Dataset records
** begin **
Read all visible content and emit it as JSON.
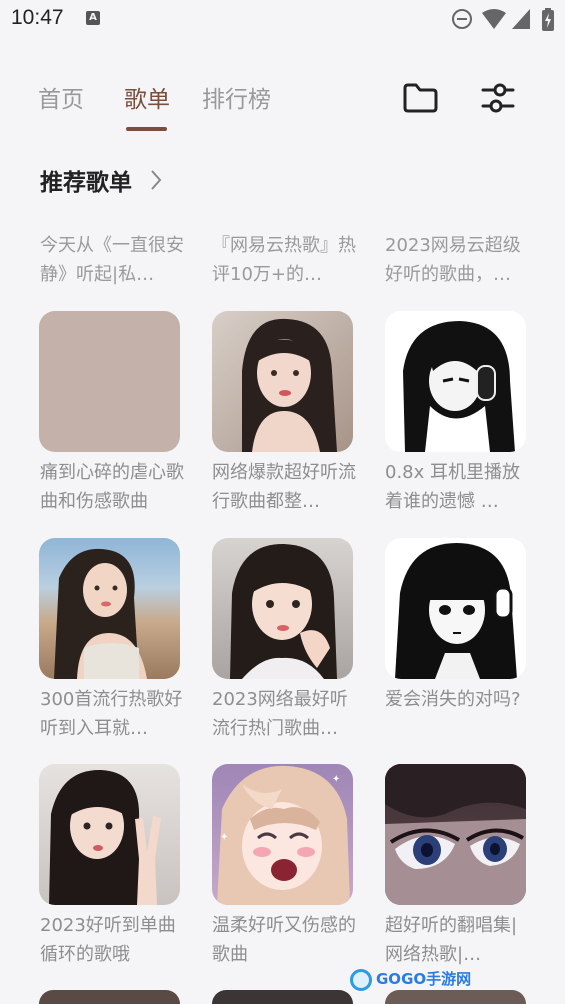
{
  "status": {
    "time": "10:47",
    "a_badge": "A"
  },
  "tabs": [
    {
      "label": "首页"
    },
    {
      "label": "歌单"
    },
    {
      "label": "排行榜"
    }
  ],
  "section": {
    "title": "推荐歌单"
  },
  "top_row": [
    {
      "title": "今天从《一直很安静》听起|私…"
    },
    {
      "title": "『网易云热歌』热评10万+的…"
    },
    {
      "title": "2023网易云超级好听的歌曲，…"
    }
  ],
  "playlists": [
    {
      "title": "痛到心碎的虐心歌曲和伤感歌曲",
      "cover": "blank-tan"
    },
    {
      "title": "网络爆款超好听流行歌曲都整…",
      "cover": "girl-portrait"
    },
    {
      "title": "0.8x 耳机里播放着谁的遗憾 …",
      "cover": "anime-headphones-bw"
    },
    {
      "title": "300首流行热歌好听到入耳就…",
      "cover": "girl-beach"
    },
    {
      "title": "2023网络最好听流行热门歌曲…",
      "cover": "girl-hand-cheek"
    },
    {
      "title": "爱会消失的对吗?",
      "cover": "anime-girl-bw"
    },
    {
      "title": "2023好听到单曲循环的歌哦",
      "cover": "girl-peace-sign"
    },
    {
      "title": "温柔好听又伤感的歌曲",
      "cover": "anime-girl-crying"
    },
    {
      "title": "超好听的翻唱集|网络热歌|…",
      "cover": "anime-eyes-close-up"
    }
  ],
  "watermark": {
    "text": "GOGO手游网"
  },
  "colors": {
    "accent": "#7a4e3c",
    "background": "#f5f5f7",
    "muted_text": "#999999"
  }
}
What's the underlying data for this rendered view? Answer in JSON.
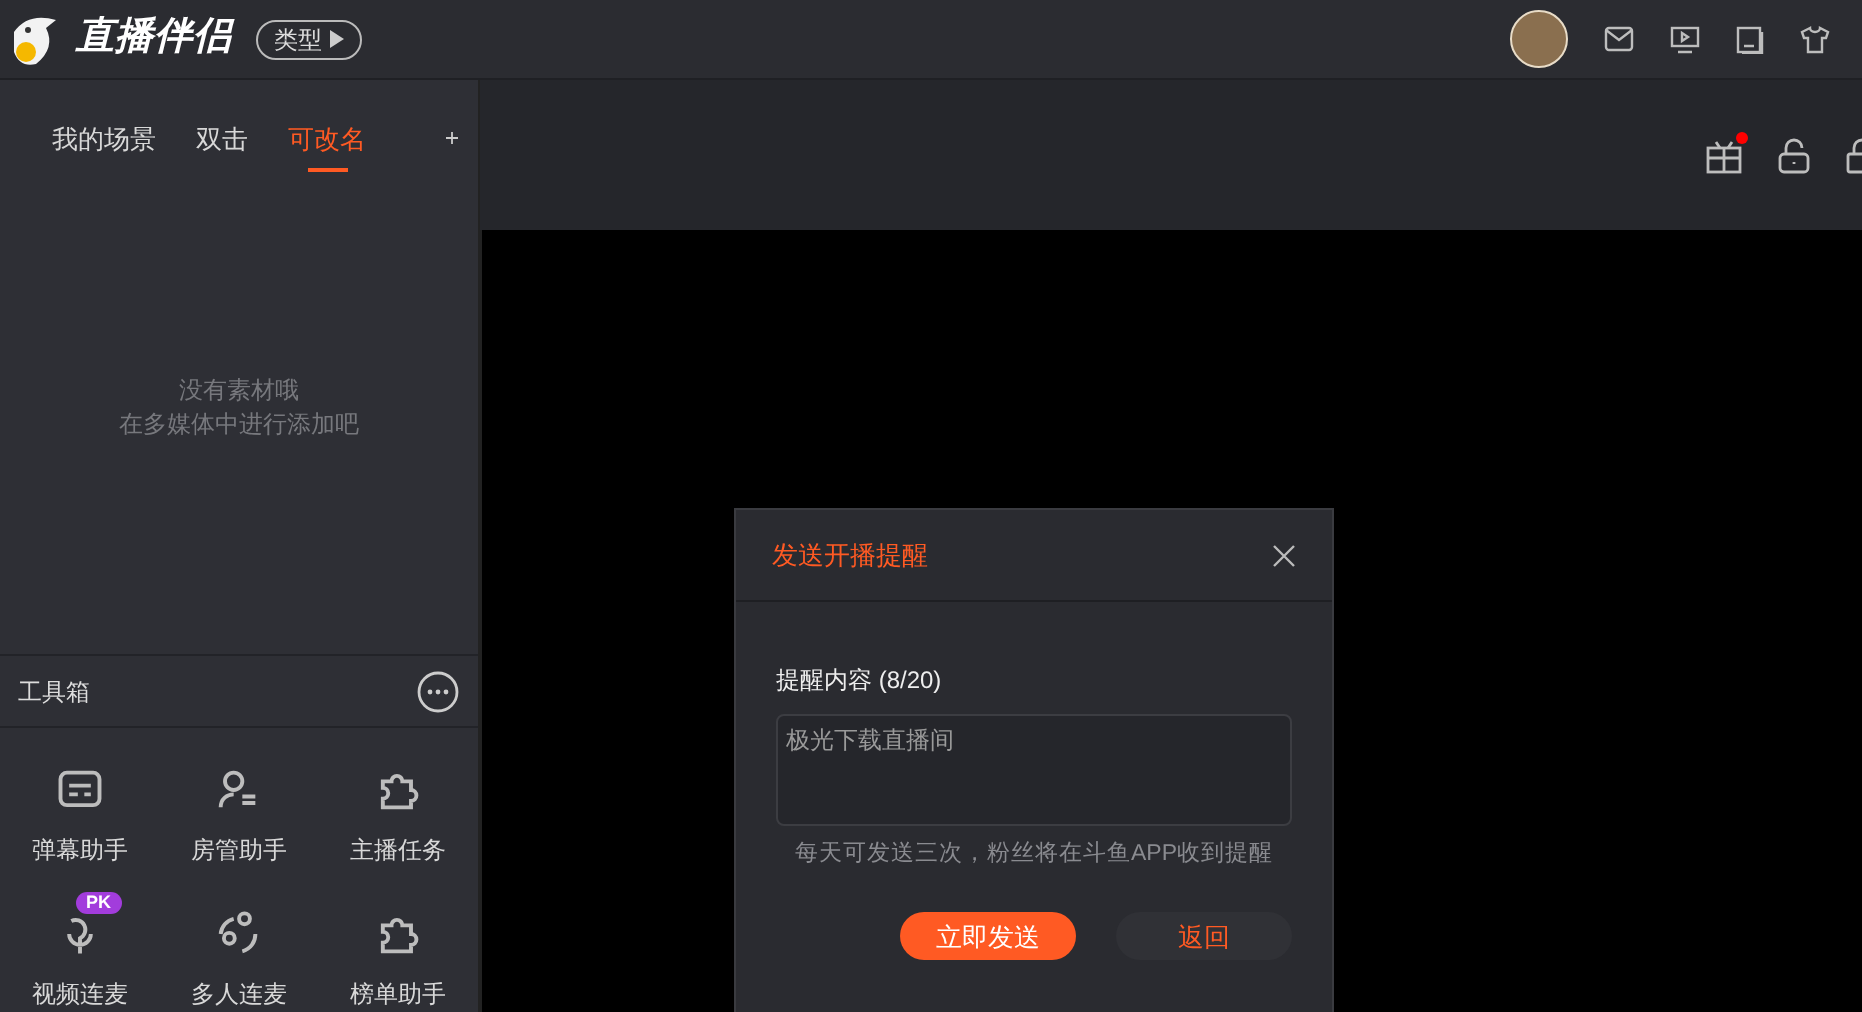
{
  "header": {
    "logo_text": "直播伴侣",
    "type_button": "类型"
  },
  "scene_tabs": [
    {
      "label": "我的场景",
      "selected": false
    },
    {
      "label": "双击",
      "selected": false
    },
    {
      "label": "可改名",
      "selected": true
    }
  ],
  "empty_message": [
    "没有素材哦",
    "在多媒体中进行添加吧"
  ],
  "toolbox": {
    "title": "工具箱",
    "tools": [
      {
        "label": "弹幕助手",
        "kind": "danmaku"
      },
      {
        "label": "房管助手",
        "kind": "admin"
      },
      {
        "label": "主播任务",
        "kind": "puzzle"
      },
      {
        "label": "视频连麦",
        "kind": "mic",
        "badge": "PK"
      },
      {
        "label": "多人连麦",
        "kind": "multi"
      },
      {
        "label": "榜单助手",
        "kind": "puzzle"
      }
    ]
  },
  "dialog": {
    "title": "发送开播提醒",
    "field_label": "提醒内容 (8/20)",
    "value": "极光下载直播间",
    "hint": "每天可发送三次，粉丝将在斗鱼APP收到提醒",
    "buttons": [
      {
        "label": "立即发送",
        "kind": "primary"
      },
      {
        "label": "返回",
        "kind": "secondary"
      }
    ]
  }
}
** end **
● **Required task**: Copy out each line in the listing that has the word "JSON".

● **The response**:
Read all visible content and emit it as JSON.
What's the underlying data for this rendered view? Answer in JSON.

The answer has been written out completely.